Count the lines below that include the word "NaOH" and write that number alone.

-- BEGIN Given information --

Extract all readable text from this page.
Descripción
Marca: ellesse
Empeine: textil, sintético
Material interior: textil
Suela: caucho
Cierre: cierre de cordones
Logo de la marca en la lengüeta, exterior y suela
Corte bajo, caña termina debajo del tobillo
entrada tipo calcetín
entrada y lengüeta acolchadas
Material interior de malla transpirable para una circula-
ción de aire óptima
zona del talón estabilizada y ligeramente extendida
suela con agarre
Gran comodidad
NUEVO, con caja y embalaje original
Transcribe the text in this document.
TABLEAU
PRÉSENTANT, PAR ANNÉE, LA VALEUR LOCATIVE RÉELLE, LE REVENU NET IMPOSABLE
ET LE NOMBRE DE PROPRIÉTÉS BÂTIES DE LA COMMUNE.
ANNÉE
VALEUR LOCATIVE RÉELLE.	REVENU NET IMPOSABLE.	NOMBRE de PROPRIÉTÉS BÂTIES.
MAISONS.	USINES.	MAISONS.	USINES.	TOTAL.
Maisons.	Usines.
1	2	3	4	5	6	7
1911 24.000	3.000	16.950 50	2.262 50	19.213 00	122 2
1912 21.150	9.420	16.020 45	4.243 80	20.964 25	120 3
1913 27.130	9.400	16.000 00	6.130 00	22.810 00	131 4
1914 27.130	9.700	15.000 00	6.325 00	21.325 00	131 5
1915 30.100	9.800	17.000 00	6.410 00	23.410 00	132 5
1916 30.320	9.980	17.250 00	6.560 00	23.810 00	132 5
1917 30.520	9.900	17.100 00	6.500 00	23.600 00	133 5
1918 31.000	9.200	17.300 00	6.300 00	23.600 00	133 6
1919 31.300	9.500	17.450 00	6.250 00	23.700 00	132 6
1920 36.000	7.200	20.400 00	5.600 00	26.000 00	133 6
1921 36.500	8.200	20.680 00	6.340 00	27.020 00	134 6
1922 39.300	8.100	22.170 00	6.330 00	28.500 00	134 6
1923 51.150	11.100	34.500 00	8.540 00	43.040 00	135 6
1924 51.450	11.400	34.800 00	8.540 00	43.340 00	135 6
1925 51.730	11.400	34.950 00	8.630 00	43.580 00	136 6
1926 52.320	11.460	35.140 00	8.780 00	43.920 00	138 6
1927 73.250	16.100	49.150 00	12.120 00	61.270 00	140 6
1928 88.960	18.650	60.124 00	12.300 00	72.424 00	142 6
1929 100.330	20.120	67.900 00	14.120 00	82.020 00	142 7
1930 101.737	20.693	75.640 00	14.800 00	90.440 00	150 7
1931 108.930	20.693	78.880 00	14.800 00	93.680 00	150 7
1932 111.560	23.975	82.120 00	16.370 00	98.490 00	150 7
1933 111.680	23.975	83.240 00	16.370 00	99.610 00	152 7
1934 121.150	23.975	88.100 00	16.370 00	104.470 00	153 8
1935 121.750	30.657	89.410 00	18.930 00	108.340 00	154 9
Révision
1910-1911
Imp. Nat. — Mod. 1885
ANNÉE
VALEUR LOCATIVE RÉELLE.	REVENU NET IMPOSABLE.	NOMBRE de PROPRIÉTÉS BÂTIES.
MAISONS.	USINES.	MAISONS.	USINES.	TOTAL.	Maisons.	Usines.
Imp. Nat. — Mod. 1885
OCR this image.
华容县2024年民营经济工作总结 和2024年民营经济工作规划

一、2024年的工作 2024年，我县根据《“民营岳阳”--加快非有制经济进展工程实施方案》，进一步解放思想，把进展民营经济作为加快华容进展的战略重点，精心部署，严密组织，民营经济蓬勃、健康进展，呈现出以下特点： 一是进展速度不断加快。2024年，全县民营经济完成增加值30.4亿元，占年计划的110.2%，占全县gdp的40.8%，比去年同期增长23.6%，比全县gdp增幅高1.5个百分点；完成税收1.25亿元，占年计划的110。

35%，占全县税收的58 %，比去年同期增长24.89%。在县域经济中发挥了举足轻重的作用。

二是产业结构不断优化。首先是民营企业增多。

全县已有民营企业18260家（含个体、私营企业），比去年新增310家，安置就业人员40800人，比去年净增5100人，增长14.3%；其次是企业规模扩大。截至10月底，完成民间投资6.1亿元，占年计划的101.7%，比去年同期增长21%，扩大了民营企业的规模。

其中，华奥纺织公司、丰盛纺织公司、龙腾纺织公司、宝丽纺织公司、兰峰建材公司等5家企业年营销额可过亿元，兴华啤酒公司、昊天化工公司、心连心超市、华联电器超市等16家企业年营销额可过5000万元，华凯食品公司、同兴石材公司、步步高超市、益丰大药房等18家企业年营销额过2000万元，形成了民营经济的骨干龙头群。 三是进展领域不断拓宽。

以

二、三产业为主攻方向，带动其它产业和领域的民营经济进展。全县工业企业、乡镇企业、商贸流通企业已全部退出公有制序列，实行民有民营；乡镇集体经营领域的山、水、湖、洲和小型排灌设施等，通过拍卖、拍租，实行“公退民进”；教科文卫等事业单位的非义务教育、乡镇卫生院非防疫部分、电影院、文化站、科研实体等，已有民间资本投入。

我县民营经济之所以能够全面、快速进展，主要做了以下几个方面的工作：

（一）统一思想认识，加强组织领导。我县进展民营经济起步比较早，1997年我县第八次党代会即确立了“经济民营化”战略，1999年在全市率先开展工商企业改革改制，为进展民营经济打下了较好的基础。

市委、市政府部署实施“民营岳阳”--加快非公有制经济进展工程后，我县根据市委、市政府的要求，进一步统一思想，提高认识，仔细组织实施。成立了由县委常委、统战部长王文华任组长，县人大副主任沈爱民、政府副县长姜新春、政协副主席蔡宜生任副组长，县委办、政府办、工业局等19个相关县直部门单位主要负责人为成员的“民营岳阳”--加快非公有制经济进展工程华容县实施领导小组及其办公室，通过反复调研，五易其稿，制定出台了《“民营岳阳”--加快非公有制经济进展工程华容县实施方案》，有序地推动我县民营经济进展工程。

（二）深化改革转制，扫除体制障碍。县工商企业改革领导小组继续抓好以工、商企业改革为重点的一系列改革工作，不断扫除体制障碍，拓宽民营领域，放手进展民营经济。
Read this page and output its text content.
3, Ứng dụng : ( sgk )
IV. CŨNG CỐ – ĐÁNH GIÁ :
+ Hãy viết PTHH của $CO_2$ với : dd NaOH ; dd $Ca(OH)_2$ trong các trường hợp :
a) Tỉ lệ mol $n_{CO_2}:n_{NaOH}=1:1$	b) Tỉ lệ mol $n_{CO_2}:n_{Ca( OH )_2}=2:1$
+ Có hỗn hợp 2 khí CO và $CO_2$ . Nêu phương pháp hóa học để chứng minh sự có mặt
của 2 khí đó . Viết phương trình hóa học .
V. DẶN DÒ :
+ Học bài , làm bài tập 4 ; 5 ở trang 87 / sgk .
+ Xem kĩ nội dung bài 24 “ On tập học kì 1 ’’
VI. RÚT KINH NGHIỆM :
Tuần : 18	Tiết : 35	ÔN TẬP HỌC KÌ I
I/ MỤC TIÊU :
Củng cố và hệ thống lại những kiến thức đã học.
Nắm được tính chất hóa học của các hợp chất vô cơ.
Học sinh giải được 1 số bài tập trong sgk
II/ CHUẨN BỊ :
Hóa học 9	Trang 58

-- END Given information --

- Expected answer
2